Aim:
Find how many lines of the listing below include the word "against", then report the number by itself.

Extracted material:
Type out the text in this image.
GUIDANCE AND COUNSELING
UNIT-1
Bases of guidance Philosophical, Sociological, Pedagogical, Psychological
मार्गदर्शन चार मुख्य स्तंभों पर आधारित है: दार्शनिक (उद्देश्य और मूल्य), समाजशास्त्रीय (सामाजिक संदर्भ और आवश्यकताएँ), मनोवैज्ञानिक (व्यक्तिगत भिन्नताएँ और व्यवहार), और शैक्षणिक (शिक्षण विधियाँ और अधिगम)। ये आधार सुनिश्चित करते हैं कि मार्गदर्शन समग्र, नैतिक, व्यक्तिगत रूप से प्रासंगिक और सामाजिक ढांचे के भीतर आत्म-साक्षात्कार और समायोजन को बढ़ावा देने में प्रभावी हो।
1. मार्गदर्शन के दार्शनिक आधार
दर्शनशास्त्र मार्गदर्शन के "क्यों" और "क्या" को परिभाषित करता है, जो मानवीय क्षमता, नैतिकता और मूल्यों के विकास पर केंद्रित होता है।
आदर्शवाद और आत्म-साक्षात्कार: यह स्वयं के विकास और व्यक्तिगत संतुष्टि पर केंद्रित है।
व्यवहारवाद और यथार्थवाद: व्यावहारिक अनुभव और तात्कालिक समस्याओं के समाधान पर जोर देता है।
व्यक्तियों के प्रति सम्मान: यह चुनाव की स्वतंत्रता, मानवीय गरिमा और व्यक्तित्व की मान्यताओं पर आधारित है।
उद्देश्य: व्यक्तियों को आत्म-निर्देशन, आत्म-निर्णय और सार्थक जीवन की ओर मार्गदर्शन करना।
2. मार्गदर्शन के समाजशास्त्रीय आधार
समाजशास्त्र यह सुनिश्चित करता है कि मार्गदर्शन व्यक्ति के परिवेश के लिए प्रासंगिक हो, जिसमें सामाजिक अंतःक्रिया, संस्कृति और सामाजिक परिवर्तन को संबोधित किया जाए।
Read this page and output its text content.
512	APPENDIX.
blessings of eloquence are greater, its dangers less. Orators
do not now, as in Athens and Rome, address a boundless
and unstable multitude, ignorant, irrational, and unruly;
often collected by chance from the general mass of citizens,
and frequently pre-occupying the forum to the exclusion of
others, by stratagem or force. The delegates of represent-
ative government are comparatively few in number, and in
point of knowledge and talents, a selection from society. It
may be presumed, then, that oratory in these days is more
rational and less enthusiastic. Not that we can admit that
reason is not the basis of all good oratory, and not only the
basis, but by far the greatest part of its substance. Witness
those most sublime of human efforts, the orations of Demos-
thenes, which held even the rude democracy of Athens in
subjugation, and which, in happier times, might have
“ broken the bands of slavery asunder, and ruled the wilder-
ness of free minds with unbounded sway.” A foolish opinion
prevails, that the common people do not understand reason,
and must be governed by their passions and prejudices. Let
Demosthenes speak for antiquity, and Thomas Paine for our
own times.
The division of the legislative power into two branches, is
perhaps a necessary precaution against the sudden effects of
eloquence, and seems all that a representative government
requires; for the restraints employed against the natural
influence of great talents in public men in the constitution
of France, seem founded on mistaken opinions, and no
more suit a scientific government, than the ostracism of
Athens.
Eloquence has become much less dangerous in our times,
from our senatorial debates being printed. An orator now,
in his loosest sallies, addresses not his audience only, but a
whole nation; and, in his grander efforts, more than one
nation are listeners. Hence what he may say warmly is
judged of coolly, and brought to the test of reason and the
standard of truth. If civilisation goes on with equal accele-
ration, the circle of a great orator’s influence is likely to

Answer to this exercise:
2